**BRIEF**
Please reproduce, word for word, everything from the start of the listing down to and including the line that contains "spectrum-series-line — [136, 47, 798, 468]".

-- START STORED DATA --

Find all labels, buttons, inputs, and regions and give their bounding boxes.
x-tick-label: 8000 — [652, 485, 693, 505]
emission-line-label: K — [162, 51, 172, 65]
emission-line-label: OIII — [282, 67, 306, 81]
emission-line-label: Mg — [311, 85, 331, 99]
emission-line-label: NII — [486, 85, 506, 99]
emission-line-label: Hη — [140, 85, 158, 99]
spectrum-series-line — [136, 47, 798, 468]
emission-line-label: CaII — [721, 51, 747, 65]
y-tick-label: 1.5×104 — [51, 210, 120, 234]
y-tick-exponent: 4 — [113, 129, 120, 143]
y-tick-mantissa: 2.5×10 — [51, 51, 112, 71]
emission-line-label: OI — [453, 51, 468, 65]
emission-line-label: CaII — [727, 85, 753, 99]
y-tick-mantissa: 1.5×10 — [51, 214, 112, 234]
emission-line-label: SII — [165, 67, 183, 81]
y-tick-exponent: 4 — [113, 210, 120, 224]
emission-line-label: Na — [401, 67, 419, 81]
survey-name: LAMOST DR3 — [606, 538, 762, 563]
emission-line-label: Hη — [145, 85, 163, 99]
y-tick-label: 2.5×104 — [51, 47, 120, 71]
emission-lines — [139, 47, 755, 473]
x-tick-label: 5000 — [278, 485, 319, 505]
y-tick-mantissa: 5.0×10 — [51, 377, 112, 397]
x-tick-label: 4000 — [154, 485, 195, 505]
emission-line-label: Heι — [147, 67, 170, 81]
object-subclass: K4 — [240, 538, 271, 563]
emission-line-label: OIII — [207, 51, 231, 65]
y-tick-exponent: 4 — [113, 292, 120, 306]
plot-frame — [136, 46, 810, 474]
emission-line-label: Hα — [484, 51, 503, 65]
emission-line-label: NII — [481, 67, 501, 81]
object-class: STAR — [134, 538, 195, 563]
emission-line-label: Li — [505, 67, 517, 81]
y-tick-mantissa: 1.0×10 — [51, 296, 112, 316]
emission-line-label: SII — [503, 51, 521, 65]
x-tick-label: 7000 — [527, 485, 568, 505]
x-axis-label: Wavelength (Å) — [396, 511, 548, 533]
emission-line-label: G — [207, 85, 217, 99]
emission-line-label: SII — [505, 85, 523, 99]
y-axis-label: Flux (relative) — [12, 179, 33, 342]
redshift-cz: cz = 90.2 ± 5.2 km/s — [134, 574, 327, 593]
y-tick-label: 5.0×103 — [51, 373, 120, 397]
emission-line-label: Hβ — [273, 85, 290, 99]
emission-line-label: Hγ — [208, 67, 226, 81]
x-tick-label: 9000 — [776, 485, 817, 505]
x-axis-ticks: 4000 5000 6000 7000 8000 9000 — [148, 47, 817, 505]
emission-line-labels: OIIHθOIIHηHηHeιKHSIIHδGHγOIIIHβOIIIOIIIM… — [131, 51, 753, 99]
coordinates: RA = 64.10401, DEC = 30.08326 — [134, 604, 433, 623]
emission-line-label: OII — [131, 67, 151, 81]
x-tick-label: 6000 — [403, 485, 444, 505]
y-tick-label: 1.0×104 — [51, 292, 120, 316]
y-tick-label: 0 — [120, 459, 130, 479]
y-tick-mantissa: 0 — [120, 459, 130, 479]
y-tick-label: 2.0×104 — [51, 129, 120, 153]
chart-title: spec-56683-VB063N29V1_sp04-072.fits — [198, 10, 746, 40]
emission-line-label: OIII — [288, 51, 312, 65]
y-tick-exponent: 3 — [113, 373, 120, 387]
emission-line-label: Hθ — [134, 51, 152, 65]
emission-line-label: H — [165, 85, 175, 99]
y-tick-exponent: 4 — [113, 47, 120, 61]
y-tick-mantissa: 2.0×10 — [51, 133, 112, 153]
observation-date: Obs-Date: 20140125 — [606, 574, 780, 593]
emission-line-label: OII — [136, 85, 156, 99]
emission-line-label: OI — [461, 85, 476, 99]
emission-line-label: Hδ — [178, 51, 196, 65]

-- END STORED DATA --

**SOLUTION**
Find all labels, buttons, inputs, and regions and give their bounding boxes.
x-tick-label: 8000 — [652, 485, 693, 505]
emission-line-label: K — [162, 51, 172, 65]
emission-line-label: OIII — [282, 67, 306, 81]
emission-line-label: Mg — [311, 85, 331, 99]
emission-line-label: NII — [486, 85, 506, 99]
emission-line-label: Hη — [140, 85, 158, 99]
spectrum-series-line — [136, 47, 798, 468]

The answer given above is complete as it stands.